Instructions for the task - Write out all of the data exactly as it appears.

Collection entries
* start *
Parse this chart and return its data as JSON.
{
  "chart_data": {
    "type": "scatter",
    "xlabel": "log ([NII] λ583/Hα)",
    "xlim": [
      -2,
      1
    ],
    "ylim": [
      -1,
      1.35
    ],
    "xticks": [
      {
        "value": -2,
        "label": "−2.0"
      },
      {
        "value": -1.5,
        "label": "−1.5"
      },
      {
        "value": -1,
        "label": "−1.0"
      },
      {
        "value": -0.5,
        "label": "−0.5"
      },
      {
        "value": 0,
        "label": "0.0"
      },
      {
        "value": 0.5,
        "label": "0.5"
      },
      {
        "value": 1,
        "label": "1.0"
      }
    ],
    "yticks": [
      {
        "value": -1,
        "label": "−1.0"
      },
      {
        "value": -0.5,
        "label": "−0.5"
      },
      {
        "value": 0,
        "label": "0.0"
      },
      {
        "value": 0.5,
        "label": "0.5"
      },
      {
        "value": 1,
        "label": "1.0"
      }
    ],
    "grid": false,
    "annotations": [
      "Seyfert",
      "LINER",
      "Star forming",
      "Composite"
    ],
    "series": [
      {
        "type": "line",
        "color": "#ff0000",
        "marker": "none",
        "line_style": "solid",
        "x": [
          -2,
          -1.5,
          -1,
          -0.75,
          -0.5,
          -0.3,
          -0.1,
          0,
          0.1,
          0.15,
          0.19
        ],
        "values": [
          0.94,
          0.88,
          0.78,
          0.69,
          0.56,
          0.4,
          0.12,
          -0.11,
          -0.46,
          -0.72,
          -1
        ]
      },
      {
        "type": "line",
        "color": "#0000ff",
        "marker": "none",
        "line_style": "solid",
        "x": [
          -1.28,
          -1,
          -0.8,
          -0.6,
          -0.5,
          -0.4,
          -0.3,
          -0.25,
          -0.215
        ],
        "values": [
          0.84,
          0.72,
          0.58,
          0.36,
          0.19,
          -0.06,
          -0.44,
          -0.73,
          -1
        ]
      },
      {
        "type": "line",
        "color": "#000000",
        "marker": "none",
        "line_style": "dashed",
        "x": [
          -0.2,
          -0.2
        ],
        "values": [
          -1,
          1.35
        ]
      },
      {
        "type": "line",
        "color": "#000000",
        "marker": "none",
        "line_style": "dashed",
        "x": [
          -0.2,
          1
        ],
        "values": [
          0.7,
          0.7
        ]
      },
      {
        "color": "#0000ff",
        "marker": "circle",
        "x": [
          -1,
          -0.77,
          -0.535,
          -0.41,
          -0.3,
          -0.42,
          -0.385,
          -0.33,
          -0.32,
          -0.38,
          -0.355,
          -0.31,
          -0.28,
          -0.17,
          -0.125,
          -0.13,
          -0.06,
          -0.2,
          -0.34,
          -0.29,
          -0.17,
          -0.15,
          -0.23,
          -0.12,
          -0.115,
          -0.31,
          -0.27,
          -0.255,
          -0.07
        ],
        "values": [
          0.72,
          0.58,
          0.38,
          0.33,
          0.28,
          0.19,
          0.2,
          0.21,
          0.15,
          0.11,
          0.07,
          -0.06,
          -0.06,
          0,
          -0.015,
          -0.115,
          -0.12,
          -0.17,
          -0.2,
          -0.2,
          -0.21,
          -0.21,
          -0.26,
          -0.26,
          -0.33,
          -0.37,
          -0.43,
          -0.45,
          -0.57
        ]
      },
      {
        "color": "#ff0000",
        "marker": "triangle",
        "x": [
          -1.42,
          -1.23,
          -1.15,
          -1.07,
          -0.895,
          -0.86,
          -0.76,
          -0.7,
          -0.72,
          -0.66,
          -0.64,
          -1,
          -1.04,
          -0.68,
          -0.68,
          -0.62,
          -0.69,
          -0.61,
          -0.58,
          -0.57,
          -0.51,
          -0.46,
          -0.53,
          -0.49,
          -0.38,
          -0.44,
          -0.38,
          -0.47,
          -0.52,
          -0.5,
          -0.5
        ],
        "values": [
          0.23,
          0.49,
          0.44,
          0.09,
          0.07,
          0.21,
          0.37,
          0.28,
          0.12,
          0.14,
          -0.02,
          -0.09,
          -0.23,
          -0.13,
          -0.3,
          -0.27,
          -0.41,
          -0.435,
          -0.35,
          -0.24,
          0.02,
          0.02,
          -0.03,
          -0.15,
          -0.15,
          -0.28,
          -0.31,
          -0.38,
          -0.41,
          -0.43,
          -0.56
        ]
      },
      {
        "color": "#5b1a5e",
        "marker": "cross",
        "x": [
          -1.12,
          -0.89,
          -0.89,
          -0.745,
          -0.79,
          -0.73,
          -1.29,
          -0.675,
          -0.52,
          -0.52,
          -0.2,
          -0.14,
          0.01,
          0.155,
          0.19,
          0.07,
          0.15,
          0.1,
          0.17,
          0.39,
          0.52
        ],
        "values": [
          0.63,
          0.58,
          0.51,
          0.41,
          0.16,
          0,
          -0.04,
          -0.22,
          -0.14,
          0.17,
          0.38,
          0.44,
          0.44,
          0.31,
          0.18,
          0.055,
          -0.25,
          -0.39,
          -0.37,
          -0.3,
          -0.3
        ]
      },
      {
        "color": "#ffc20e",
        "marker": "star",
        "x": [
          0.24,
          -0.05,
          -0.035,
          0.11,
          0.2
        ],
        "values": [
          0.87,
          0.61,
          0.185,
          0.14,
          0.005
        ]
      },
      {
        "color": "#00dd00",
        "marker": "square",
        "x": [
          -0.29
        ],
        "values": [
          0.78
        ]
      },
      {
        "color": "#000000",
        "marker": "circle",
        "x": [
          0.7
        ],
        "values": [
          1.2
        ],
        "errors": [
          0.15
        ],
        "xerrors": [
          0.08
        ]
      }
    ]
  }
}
* end *
Problem solution -
Parse this chart and return its data as JSON.
{
  "chart_data": {
    "type": "scatter",
    "xlabel": "log ([NII] λ583/Hα)",
    "xlim": [
      -2,
      1
    ],
    "ylim": [
      -1,
      1.35
    ],
    "xticks": [
      {
        "value": -2,
        "label": "−2.0"
      },
      {
        "value": -1.5,
        "label": "−1.5"
      },
      {
        "value": -1,
        "label": "−1.0"
      },
      {
        "value": -0.5,
        "label": "−0.5"
      },
      {
        "value": 0,
        "label": "0.0"
      },
      {
        "value": 0.5,
        "label": "0.5"
      },
      {
        "value": 1,
        "label": "1.0"
      }
    ],
    "yticks": [
      {
        "value": -1,
        "label": "−1.0"
      },
      {
        "value": -0.5,
        "label": "−0.5"
      },
      {
        "value": 0,
        "label": "0.0"
      },
      {
        "value": 0.5,
        "label": "0.5"
      },
      {
        "value": 1,
        "label": "1.0"
      }
    ],
    "grid": false,
    "annotations": [
      "Seyfert",
      "LINER",
      "Star forming",
      "Composite"
    ],
    "series": [
      {
        "type": "line",
        "color": "#ff0000",
        "marker": "none",
        "line_style": "solid",
        "x": [
          -2,
          -1.5,
          -1,
          -0.75,
          -0.5,
          -0.3,
          -0.1,
          0,
          0.1,
          0.15,
          0.19
        ],
        "values": [
          0.94,
          0.88,
          0.78,
          0.69,
          0.56,
          0.4,
          0.12,
          -0.11,
          -0.46,
          -0.72,
          -1
        ]
      },
      {
        "type": "line",
        "color": "#0000ff",
        "marker": "none",
        "line_style": "solid",
        "x": [
          -1.28,
          -1,
          -0.8,
          -0.6,
          -0.5,
          -0.4,
          -0.3,
          -0.25,
          -0.215
        ],
        "values": [
          0.84,
          0.72,
          0.58,
          0.36,
          0.19,
          -0.06,
          -0.44,
          -0.73,
          -1
        ]
      },
      {
        "type": "line",
        "color": "#000000",
        "marker": "none",
        "line_style": "dashed",
        "x": [
          -0.2,
          -0.2
        ],
        "values": [
          -1,
          1.35
        ]
      },
      {
        "type": "line",
        "color": "#000000",
        "marker": "none",
        "line_style": "dashed",
        "x": [
          -0.2,
          1
        ],
        "values": [
          0.7,
          0.7
        ]
      },
      {
        "color": "#0000ff",
        "marker": "circle",
        "x": [
          -1,
          -0.77,
          -0.535,
          -0.41,
          -0.3,
          -0.42,
          -0.385,
          -0.33,
          -0.32,
          -0.38,
          -0.355,
          -0.31,
          -0.28,
          -0.17,
          -0.125,
          -0.13,
          -0.06,
          -0.2,
          -0.34,
          -0.29,
          -0.17,
          -0.15,
          -0.23,
          -0.12,
          -0.115,
          -0.31,
          -0.27,
          -0.255,
          -0.07
        ],
        "values": [
          0.72,
          0.58,
          0.38,
          0.33,
          0.28,
          0.19,
          0.2,
          0.21,
          0.15,
          0.11,
          0.07,
          -0.06,
          -0.06,
          0,
          -0.015,
          -0.115,
          -0.12,
          -0.17,
          -0.2,
          -0.2,
          -0.21,
          -0.21,
          -0.26,
          -0.26,
          -0.33,
          -0.37,
          -0.43,
          -0.45,
          -0.57
        ]
      },
      {
        "color": "#ff0000",
        "marker": "triangle",
        "x": [
          -1.42,
          -1.23,
          -1.15,
          -1.07,
          -0.895,
          -0.86,
          -0.76,
          -0.7,
          -0.72,
          -0.66,
          -0.64,
          -1,
          -1.04,
          -0.68,
          -0.68,
          -0.62,
          -0.69,
          -0.61,
          -0.58,
          -0.57,
          -0.51,
          -0.46,
          -0.53,
          -0.49,
          -0.38,
          -0.44,
          -0.38,
          -0.47,
          -0.52,
          -0.5,
          -0.5
        ],
        "values": [
          0.23,
          0.49,
          0.44,
          0.09,
          0.07,
          0.21,
          0.37,
          0.28,
          0.12,
          0.14,
          -0.02,
          -0.09,
          -0.23,
          -0.13,
          -0.3,
          -0.27,
          -0.41,
          -0.435,
          -0.35,
          -0.24,
          0.02,
          0.02,
          -0.03,
          -0.15,
          -0.15,
          -0.28,
          -0.31,
          -0.38,
          -0.41,
          -0.43,
          -0.56
        ]
      },
      {
        "color": "#5b1a5e",
        "marker": "cross",
        "x": [
          -1.12,
          -0.89,
          -0.89,
          -0.745,
          -0.79,
          -0.73,
          -1.29,
          -0.675,
          -0.52,
          -0.52,
          -0.2,
          -0.14,
          0.01,
          0.155,
          0.19,
          0.07,
          0.15,
          0.1,
          0.17,
          0.39,
          0.52
        ],
        "values": [
          0.63,
          0.58,
          0.51,
          0.41,
          0.16,
          0,
          -0.04,
          -0.22,
          -0.14,
          0.17,
          0.38,
          0.44,
          0.44,
          0.31,
          0.18,
          0.055,
          -0.25,
          -0.39,
          -0.37,
          -0.3,
          -0.3
        ]
      },
      {
        "color": "#ffc20e",
        "marker": "star",
        "x": [
          0.24,
          -0.05,
          -0.035,
          0.11,
          0.2
        ],
        "values": [
          0.87,
          0.61,
          0.185,
          0.14,
          0.005
        ]
      },
      {
        "color": "#00dd00",
        "marker": "square",
        "x": [
          -0.29
        ],
        "values": [
          0.78
        ]
      },
      {
        "color": "#000000",
        "marker": "circle",
        "x": [
          0.7
        ],
        "values": [
          1.2
        ],
        "errors": [
          0.15
        ],
        "xerrors": [
          0.08
        ]
      }
    ]
  }
}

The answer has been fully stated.